Task to complete: Take down each entry exactly as written.

Supplied data:
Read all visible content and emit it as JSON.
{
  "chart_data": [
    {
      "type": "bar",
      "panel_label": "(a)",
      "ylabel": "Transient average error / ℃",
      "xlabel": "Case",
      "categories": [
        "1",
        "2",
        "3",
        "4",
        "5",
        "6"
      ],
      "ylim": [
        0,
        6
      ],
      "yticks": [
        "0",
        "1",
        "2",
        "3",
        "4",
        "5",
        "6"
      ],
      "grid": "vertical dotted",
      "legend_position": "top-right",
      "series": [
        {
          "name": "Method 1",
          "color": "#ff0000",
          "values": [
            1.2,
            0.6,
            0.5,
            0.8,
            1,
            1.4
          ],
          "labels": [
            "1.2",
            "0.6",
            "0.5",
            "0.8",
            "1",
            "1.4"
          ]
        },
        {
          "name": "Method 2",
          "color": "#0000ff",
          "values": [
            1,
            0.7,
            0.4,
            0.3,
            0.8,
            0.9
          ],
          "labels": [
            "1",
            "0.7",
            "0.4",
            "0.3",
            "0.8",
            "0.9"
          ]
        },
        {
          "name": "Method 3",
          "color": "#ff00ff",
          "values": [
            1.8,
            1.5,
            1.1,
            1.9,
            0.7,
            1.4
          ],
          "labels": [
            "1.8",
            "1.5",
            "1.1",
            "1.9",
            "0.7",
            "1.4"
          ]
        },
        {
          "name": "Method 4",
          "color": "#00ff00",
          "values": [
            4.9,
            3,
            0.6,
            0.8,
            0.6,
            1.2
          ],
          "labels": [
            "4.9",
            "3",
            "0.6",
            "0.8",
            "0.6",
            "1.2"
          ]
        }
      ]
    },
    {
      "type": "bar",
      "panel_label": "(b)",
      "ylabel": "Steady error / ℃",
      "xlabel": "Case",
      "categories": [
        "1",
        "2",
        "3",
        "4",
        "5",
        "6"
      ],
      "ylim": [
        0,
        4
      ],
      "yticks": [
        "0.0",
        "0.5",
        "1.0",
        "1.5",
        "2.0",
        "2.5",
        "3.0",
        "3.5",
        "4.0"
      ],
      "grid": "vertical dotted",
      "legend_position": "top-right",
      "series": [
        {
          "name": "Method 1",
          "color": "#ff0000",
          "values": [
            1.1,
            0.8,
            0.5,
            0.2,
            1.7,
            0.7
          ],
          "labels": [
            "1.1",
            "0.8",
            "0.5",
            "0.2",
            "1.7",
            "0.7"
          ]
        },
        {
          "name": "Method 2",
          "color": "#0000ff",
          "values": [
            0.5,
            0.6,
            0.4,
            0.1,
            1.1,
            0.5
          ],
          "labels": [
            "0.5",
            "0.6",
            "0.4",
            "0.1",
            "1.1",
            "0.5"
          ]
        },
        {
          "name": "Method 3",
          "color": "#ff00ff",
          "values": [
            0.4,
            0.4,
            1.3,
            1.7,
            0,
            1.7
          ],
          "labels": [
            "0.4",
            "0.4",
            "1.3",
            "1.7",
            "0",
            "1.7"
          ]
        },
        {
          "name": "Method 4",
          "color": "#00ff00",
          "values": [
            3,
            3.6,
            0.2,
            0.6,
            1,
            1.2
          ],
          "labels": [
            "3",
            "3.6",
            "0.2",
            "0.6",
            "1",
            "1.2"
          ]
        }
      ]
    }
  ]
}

Result of the exercise:
Read all visible content and emit it as JSON.
{
  "chart_data": [
    {
      "type": "bar",
      "panel_label": "(a)",
      "ylabel": "Transient average error / ℃",
      "xlabel": "Case",
      "categories": [
        "1",
        "2",
        "3",
        "4",
        "5",
        "6"
      ],
      "ylim": [
        0,
        6
      ],
      "yticks": [
        "0",
        "1",
        "2",
        "3",
        "4",
        "5",
        "6"
      ],
      "grid": "vertical dotted",
      "legend_position": "top-right",
      "series": [
        {
          "name": "Method 1",
          "color": "#ff0000",
          "values": [
            1.2,
            0.6,
            0.5,
            0.8,
            1,
            1.4
          ],
          "labels": [
            "1.2",
            "0.6",
            "0.5",
            "0.8",
            "1",
            "1.4"
          ]
        },
        {
          "name": "Method 2",
          "color": "#0000ff",
          "values": [
            1,
            0.7,
            0.4,
            0.3,
            0.8,
            0.9
          ],
          "labels": [
            "1",
            "0.7",
            "0.4",
            "0.3",
            "0.8",
            "0.9"
          ]
        },
        {
          "name": "Method 3",
          "color": "#ff00ff",
          "values": [
            1.8,
            1.5,
            1.1,
            1.9,
            0.7,
            1.4
          ],
          "labels": [
            "1.8",
            "1.5",
            "1.1",
            "1.9",
            "0.7",
            "1.4"
          ]
        },
        {
          "name": "Method 4",
          "color": "#00ff00",
          "values": [
            4.9,
            3,
            0.6,
            0.8,
            0.6,
            1.2
          ],
          "labels": [
            "4.9",
            "3",
            "0.6",
            "0.8",
            "0.6",
            "1.2"
          ]
        }
      ]
    },
    {
      "type": "bar",
      "panel_label": "(b)",
      "ylabel": "Steady error / ℃",
      "xlabel": "Case",
      "categories": [
        "1",
        "2",
        "3",
        "4",
        "5",
        "6"
      ],
      "ylim": [
        0,
        4
      ],
      "yticks": [
        "0.0",
        "0.5",
        "1.0",
        "1.5",
        "2.0",
        "2.5",
        "3.0",
        "3.5",
        "4.0"
      ],
      "grid": "vertical dotted",
      "legend_position": "top-right",
      "series": [
        {
          "name": "Method 1",
          "color": "#ff0000",
          "values": [
            1.1,
            0.8,
            0.5,
            0.2,
            1.7,
            0.7
          ],
          "labels": [
            "1.1",
            "0.8",
            "0.5",
            "0.2",
            "1.7",
            "0.7"
          ]
        },
        {
          "name": "Method 2",
          "color": "#0000ff",
          "values": [
            0.5,
            0.6,
            0.4,
            0.1,
            1.1,
            0.5
          ],
          "labels": [
            "0.5",
            "0.6",
            "0.4",
            "0.1",
            "1.1",
            "0.5"
          ]
        },
        {
          "name": "Method 3",
          "color": "#ff00ff",
          "values": [
            0.4,
            0.4,
            1.3,
            1.7,
            0,
            1.7
          ],
          "labels": [
            "0.4",
            "0.4",
            "1.3",
            "1.7",
            "0",
            "1.7"
          ]
        },
        {
          "name": "Method 4",
          "color": "#00ff00",
          "values": [
            3,
            3.6,
            0.2,
            0.6,
            1,
            1.2
          ],
          "labels": [
            "3",
            "3.6",
            "0.2",
            "0.6",
            "1",
            "1.2"
          ]
        }
      ]
    }
  ]
}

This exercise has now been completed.